Exercise prompt: Give back, unchanged, each line from the one containing "Decode this image" through the last line of the entries below.

Working data:
--

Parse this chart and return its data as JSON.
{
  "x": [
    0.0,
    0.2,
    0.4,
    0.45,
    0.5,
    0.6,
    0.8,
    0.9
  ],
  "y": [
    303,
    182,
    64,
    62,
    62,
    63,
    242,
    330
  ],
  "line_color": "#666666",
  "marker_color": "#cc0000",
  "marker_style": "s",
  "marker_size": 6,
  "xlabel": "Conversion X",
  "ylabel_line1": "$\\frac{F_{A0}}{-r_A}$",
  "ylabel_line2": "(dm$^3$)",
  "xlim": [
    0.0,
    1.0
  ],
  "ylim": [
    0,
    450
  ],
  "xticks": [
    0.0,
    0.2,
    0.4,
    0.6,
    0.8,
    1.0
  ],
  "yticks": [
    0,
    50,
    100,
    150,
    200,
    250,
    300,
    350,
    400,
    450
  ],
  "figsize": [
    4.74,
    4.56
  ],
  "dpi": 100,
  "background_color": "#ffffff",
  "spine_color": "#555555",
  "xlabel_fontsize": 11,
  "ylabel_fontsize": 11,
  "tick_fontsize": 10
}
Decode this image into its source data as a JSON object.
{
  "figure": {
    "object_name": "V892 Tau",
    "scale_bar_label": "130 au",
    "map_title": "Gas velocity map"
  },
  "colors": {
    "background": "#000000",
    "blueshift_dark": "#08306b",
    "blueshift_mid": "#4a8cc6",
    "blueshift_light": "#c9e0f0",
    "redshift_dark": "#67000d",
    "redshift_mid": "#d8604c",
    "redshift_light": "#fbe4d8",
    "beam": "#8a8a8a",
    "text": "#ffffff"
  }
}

--

Full answer:
Decode this image into its source data as a JSON object.
{
  "figure": {
    "object_name": "V892 Tau",
    "scale_bar_label": "130 au",
    "map_title": "Gas velocity map"
  },
  "colors": {
    "background": "#000000",
    "blueshift_dark": "#08306b",
    "blueshift_mid": "#4a8cc6",
    "blueshift_light": "#c9e0f0",
    "redshift_dark": "#67000d",
    "redshift_mid": "#d8604c",
    "redshift_light": "#fbe4d8",
    "beam": "#8a8a8a",
    "text": "#ffffff"
  }
}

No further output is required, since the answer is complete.